Extracted records
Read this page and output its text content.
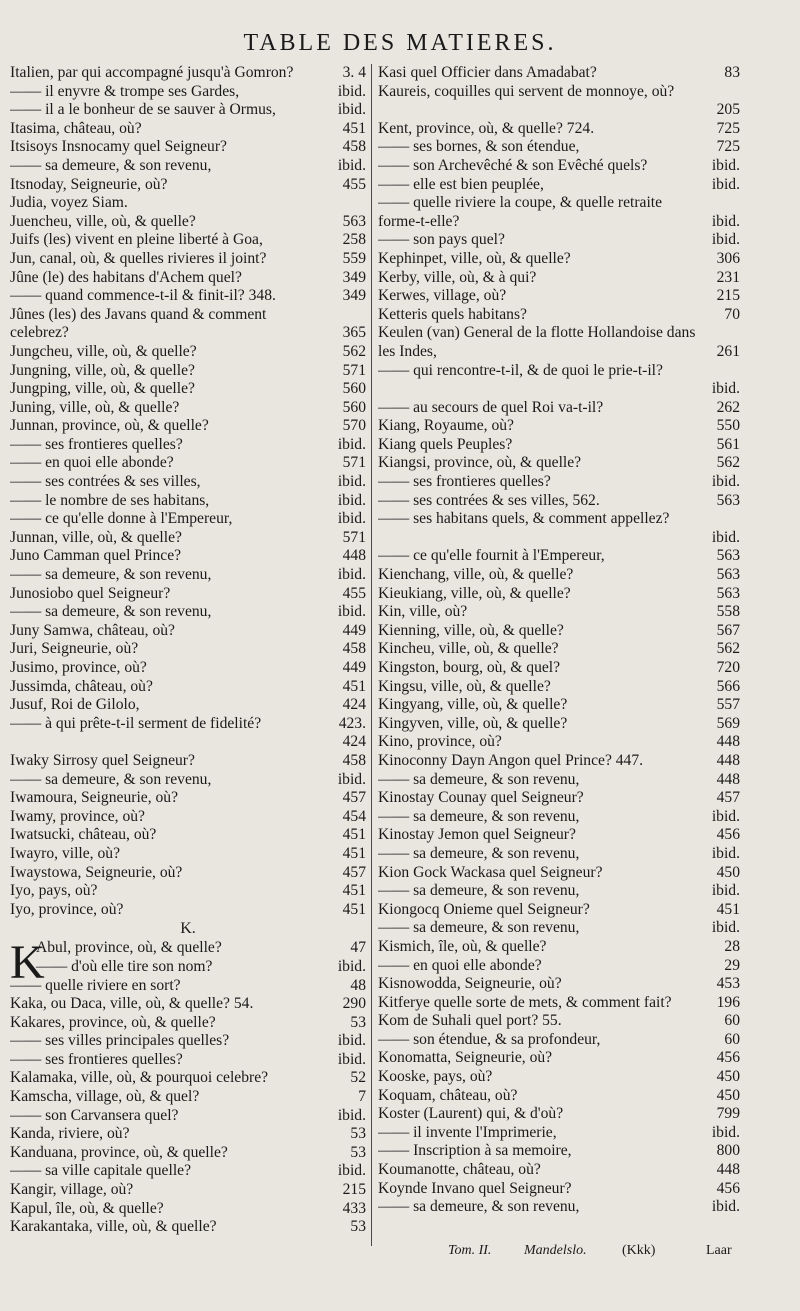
TABLE DES MATIERES.
Italien, par qui accompagné jusqu'à Gomron?	3. 4
—— il enyvre & trompe ses Gardes,	ibid.
—— il a le bonheur de se sauver à Ormus,	ibid.
Itasima, château, où?	451
Itsisoys Insnocamy quel Seigneur?	458
—— sa demeure, & son revenu,	ibid.
Itsnoday, Seigneurie, où?	455
Judia, voyez Siam.
Juencheu, ville, où, & quelle?	563
Juifs (les) vivent en pleine liberté à Goa,	258
Jun, canal, où, & quelles rivieres il joint?	559
Jûne (le) des habitans d'Achem quel?	349
—— quand commence-t-il & finit-il? 348.	349
Jûnes (les) des Javans quand & comment celebrez?	365
Jungcheu, ville, où, & quelle?	562
Jungning, ville, où, & quelle?	571
Jungping, ville, où, & quelle?	560
Juning, ville, où, & quelle?	560
Junnan, province, où, & quelle?	570
—— ses frontieres quelles?	ibid.
—— en quoi elle abonde?	571
—— ses contrées & ses villes,	ibid.
—— le nombre de ses habitans,	ibid.
—— ce qu'elle donne à l'Empereur,	ibid.
Junnan, ville, où, & quelle?	571
Juno Camman quel Prince?	448
—— sa demeure, & son revenu,	ibid.
Junosiobo quel Seigneur?	455
—— sa demeure, & son revenu,	ibid.
Juny Samwa, château, où?	449
Juri, Seigneurie, où?	458
Jusimo, province, où?	449
Jussimda, château, où?	451
Jusuf, Roi de Gilolo,	424
—— à qui prête-t-il serment de fidelité?	423.
424
Iwaky Sirrosy quel Seigneur?	458
—— sa demeure, & son revenu,	ibid.
Iwamoura, Seigneurie, où?	457
Iwamy, province, où?	454
Iwatsucki, château, où?	451
Iwayro, ville, où?	451
Iwaystowa, Seigneurie, où?	457
Iyo, pays, où?	451
Iyo, province, où?	451
K.
K
Abul, province, où, & quelle?	47
—— d'où elle tire son nom?	ibid.
—— quelle riviere en sort?	48
Kaka, ou Daca, ville, où, & quelle? 54.	290
Kakares, province, où, & quelle?	53
—— ses villes principales quelles?	ibid.
—— ses frontieres quelles?	ibid.
Kalamaka, ville, où, & pourquoi celebre?	52
Kamscha, village, où, & quel?	7
—— son Carvansera quel?	ibid.
Kanda, riviere, où?	53
Kanduana, province, où, & quelle?	53
—— sa ville capitale quelle?	ibid.
Kangir, village, où?	215
Kapul, île, où, & quelle?	433
Karakantaka, ville, où, & quelle?	53
Kasi quel Officier dans Amadabat?	83
Kaureis, coquilles qui servent de monnoye, où?
205
Kent, province, où, & quelle? 724.	725
—— ses bornes, & son étendue,	725
—— son Archevêché & son Evêché quels?	ibid.
—— elle est bien peuplée,	ibid.
—— quelle riviere la coupe, & quelle retraite forme-t-elle?	ibid.
—— son pays quel?	ibid.
Kephinpet, ville, où, & quelle?	306
Kerby, ville, où, & à qui?	231
Kerwes, village, où?	215
Ketteris quels habitans?	70
Keulen (van) General de la flotte Hollandoise dans les Indes,	261
—— qui rencontre-t-il, & de quoi le prie-t-il?
ibid.
—— au secours de quel Roi va-t-il?	262
Kiang, Royaume, où?	550
Kiang quels Peuples?	561
Kiangsi, province, où, & quelle?	562
—— ses frontieres quelles?	ibid.
—— ses contrées & ses villes, 562.	563
—— ses habitans quels, & comment appellez?
ibid.
—— ce qu'elle fournit à l'Empereur,	563
Kienchang, ville, où, & quelle?	563
Kieukiang, ville, où, & quelle?	563
Kin, ville, où?	558
Kienning, ville, où, & quelle?	567
Kincheu, ville, où, & quelle?	562
Kingston, bourg, où, & quel?	720
Kingsu, ville, où, & quelle?	566
Kingyang, ville, où, & quelle?	557
Kingyven, ville, où, & quelle?	569
Kino, province, où?	448
Kinoconny Dayn Angon quel Prince? 447.	448
—— sa demeure, & son revenu,	448
Kinostay Counay quel Seigneur?	457
—— sa demeure, & son revenu,	ibid.
Kinostay Jemon quel Seigneur?	456
—— sa demeure, & son revenu,	ibid.
Kion Gock Wackasa quel Seigneur?	450
—— sa demeure, & son revenu,	ibid.
Kiongocq Onieme quel Seigneur?	451
—— sa demeure, & son revenu,	ibid.
Kismich, île, où, & quelle?	28
—— en quoi elle abonde?	29
Kisnowodda, Seigneurie, où?	453
Kitferye quelle sorte de mets, & comment fait?	196
Kom de Suhali quel port? 55.	60
—— son étendue, & sa profondeur,	60
Konomatta, Seigneurie, où?	456
Kooske, pays, où?	450
Koquam, château, où?	450
Koster (Laurent) qui, & d'où?	799
—— il invente l'Imprimerie,	ibid.
—— Inscription à sa memoire,	800
Koumanotte, château, où?	448
Koynde Invano quel Seigneur?	456
—— sa demeure, & son revenu,	ibid.
Tom. II. Mandelslo.	(Kkk)	Laar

Given request - State the number of lines in this listing that contain the string "Empereur", and add nothing else.

Exercise response - 2